__WHAT TO PRODUCE__:
Find each line containing the string "byla" and return it.

________

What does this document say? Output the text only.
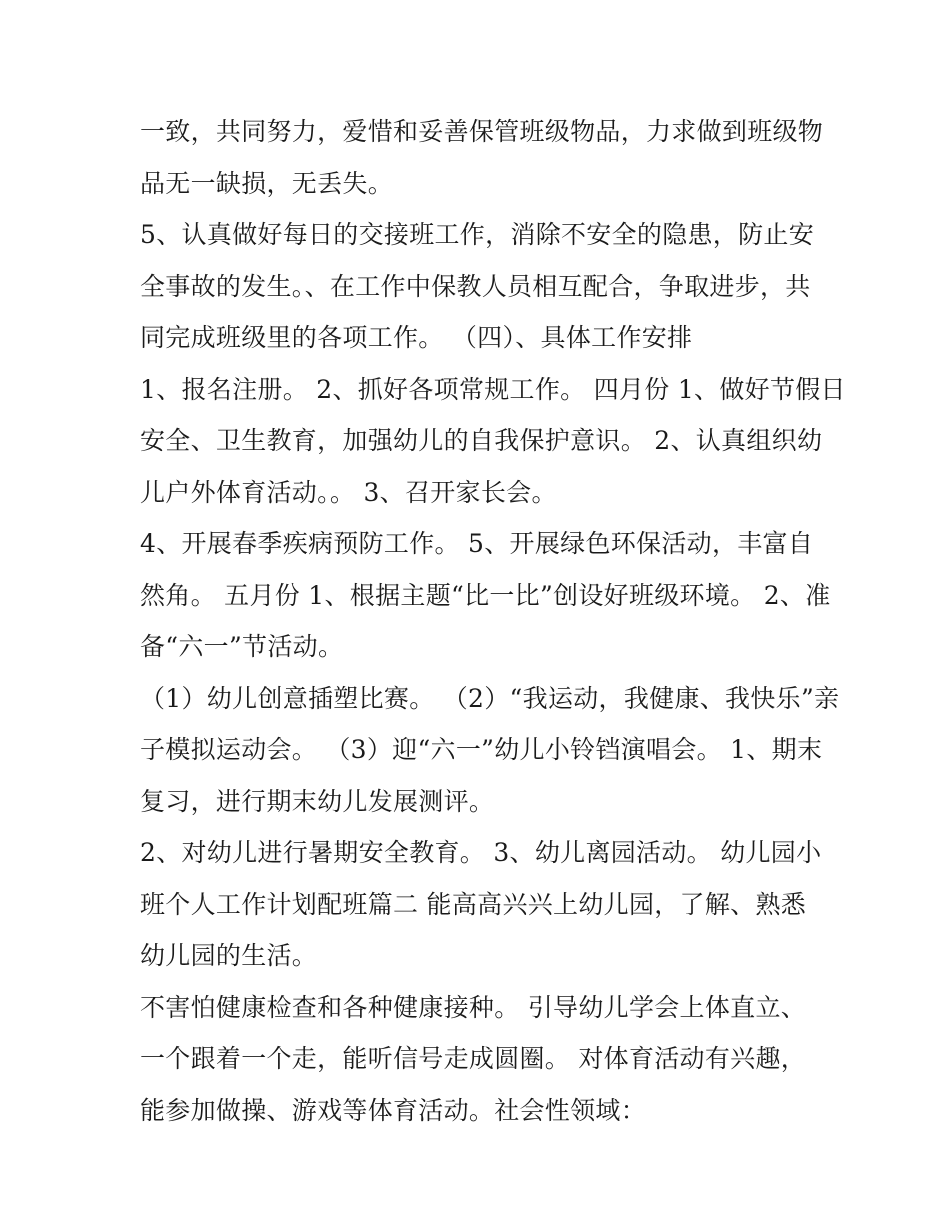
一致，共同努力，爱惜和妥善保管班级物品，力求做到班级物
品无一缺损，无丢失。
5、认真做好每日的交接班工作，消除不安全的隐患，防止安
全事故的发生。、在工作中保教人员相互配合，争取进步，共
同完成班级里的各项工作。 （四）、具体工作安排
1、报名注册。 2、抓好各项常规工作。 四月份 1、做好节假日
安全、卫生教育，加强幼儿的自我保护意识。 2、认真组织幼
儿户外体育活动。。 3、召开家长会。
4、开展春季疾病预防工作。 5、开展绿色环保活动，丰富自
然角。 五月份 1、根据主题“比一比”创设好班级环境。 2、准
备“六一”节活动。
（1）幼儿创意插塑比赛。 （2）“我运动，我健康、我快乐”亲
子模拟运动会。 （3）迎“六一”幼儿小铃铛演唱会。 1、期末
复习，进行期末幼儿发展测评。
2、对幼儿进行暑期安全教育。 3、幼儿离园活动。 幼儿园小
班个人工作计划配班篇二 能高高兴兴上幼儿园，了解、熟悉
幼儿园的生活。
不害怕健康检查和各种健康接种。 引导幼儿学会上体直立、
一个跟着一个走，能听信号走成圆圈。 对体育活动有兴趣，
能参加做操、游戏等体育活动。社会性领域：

________

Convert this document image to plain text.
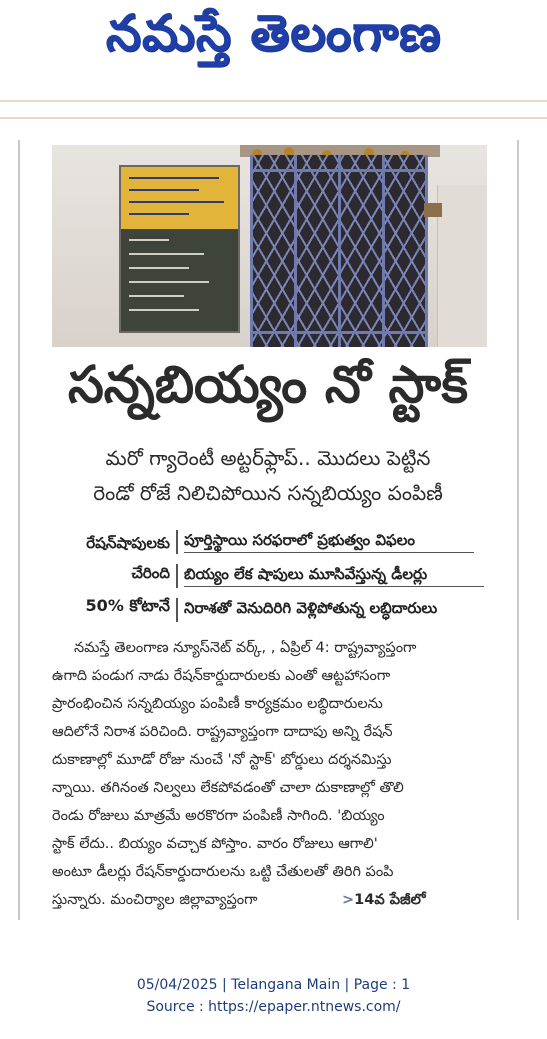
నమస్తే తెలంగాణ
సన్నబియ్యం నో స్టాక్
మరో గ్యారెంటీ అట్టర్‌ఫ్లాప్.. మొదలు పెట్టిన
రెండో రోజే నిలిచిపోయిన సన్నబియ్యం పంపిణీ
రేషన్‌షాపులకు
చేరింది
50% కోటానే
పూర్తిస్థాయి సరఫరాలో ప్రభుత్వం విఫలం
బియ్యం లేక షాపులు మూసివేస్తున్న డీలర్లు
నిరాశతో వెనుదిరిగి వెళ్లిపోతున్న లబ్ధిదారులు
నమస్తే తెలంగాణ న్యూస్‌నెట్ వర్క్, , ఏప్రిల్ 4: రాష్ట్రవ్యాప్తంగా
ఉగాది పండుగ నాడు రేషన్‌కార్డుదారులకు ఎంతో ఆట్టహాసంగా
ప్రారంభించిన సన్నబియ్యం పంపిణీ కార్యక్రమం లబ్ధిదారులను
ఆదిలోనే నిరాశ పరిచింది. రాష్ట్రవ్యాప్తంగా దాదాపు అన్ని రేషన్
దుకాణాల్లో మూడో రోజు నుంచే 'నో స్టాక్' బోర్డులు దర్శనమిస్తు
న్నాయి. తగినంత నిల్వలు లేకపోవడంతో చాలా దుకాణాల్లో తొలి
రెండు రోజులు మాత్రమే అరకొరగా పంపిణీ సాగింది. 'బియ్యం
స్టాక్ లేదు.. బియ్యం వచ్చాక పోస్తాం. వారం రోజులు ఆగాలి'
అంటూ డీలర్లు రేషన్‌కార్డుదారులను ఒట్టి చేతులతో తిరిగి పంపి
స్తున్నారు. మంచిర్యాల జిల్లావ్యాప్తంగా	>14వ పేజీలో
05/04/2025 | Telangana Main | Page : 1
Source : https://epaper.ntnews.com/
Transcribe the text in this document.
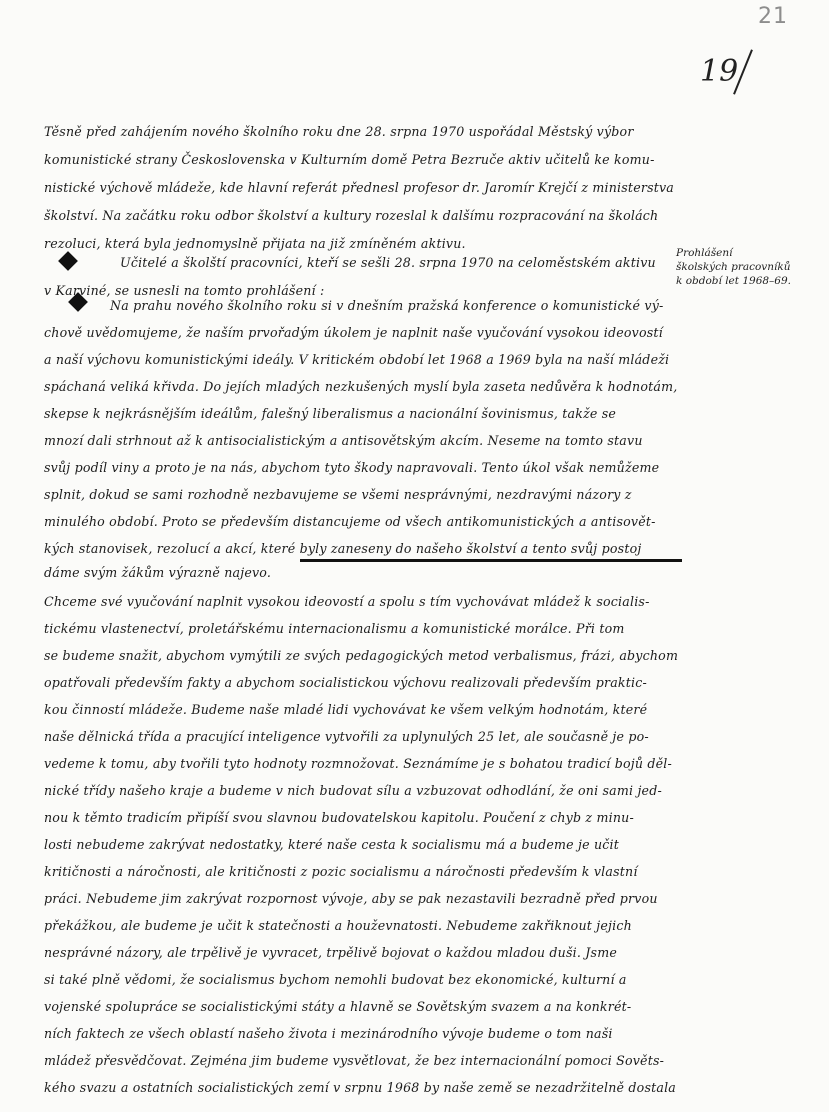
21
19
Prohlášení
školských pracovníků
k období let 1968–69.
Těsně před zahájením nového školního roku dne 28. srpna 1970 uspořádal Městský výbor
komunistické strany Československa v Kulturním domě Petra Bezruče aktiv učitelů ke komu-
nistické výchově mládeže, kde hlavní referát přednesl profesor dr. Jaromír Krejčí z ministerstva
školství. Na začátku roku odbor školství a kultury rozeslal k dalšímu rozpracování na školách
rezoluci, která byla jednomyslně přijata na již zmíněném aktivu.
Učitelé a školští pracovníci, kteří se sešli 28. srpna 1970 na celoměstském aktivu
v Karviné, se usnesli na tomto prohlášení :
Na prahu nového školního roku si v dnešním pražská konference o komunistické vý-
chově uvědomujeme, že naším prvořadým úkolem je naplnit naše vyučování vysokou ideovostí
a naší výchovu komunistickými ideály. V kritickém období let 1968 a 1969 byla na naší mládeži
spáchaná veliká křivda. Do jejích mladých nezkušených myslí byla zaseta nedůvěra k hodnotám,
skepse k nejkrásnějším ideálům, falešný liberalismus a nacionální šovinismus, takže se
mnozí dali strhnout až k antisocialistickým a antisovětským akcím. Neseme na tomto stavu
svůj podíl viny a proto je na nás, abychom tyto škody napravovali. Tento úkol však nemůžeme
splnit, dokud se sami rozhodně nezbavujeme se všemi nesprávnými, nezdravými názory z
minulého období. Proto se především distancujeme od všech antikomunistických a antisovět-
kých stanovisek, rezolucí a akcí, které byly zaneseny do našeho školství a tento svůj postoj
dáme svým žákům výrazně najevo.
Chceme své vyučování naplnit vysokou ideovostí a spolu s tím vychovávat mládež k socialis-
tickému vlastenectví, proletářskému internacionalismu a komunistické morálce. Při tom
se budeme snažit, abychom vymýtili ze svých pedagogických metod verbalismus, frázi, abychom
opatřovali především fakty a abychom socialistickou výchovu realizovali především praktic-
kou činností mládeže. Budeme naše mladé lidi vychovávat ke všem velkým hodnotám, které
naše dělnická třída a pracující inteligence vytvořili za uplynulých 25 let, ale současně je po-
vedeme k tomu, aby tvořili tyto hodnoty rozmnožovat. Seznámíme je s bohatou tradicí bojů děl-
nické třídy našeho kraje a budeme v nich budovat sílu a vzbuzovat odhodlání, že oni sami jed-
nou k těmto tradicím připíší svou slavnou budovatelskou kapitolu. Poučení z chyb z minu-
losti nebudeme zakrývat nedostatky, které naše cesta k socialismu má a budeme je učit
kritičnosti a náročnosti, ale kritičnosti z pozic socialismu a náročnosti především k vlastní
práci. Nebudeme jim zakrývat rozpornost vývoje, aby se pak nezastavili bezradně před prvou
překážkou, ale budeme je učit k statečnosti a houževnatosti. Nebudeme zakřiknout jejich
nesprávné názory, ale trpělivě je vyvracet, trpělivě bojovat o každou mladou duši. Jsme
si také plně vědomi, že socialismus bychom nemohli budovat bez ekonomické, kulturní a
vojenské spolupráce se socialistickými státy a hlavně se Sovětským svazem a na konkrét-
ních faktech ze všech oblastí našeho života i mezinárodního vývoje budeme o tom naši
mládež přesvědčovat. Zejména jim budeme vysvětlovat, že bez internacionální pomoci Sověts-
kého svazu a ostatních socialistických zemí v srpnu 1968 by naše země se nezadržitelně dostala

________

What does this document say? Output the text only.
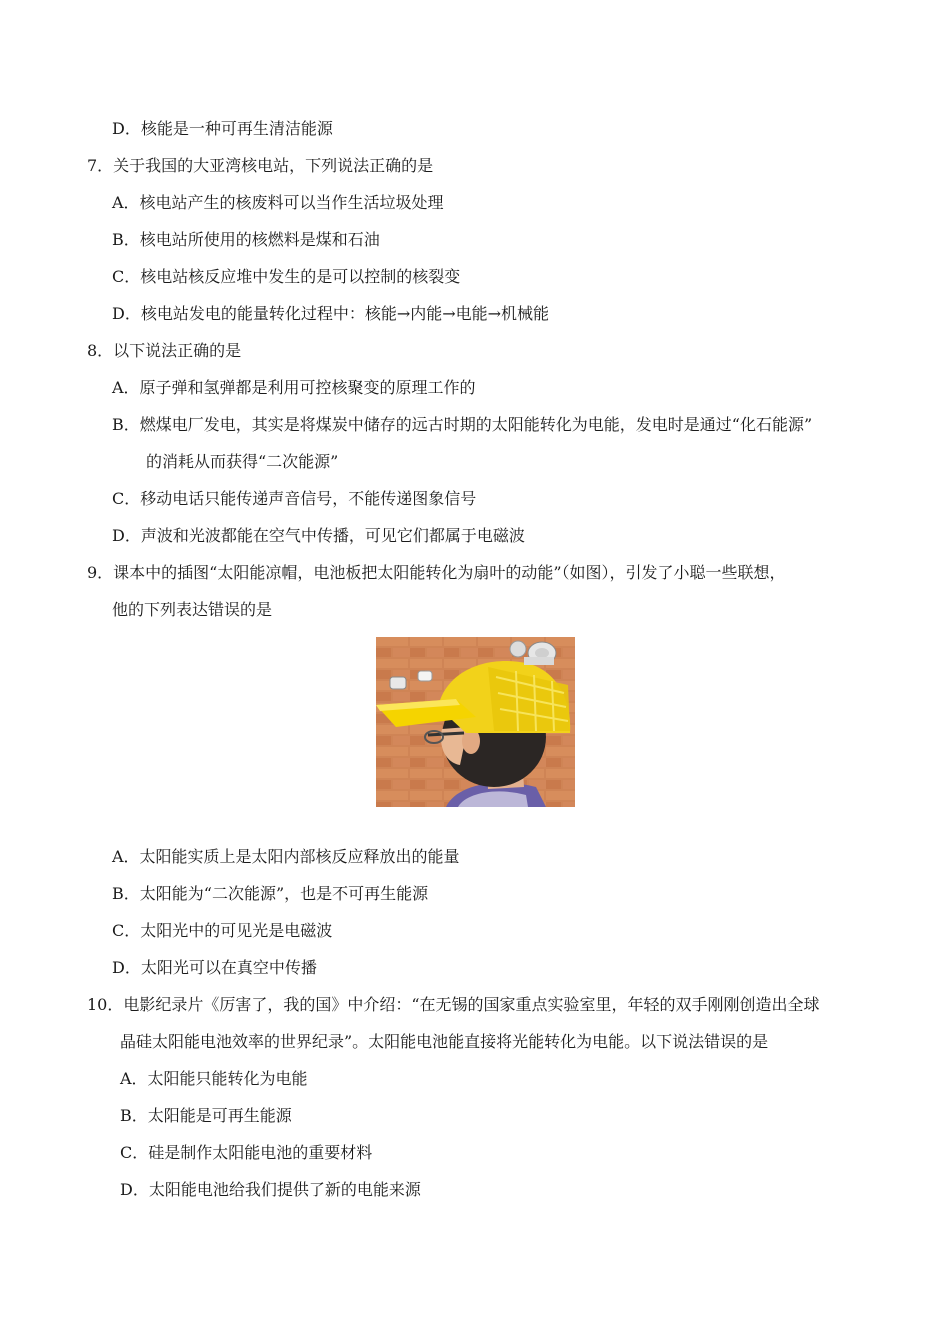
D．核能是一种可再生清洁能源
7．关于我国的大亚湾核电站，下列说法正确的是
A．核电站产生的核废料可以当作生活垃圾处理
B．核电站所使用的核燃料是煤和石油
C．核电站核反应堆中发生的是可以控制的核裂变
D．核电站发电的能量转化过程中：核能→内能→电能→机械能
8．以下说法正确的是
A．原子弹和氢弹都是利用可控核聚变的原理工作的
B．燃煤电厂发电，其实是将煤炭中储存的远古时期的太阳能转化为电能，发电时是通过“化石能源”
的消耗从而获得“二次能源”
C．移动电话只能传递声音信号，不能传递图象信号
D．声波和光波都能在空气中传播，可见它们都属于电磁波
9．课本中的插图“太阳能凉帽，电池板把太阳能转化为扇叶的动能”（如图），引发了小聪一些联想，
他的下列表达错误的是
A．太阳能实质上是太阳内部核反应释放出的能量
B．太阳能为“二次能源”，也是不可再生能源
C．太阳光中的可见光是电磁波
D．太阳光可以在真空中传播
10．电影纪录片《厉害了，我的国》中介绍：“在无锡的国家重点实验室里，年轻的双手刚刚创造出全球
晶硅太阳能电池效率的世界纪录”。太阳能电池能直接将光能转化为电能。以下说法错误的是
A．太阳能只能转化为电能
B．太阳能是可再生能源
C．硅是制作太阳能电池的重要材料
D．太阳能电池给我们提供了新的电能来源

________

__REPLY__:
rezoluci, která byla jednomyslně přijata na již zmíněném aktivu.
a naší výchovu komunistickými ideály. V kritickém období let 1968 a 1969 byla na naší mládeži
spáchaná veliká křivda. Do jejích mladých nezkušených myslí byla zaseta nedůvěra k hodnotám,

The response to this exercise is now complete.